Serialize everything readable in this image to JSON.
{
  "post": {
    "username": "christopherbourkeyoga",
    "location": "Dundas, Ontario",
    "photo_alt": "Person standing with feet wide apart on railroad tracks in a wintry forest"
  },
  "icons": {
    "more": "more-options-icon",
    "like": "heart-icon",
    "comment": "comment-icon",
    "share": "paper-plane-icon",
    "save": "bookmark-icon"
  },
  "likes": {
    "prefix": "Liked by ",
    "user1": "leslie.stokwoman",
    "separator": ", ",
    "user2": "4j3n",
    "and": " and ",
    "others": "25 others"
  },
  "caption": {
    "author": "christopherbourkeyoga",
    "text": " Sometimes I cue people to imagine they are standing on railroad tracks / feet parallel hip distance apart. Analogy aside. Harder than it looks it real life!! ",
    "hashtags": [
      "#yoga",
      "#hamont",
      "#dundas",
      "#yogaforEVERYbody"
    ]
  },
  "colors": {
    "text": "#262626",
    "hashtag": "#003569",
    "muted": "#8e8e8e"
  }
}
= = =
> **The request**
Which lines include the word "feet"? Copy every one of them.

> **Response for this exercise**
    "photo_alt": "Person standing with feet wide apart on railroad tracks in a wintry forest"
    "text": " Sometimes I cue people to imagine they are standing on railroad tracks / feet parallel hip distance apart. Analogy aside. Harder than it looks it real life!! ",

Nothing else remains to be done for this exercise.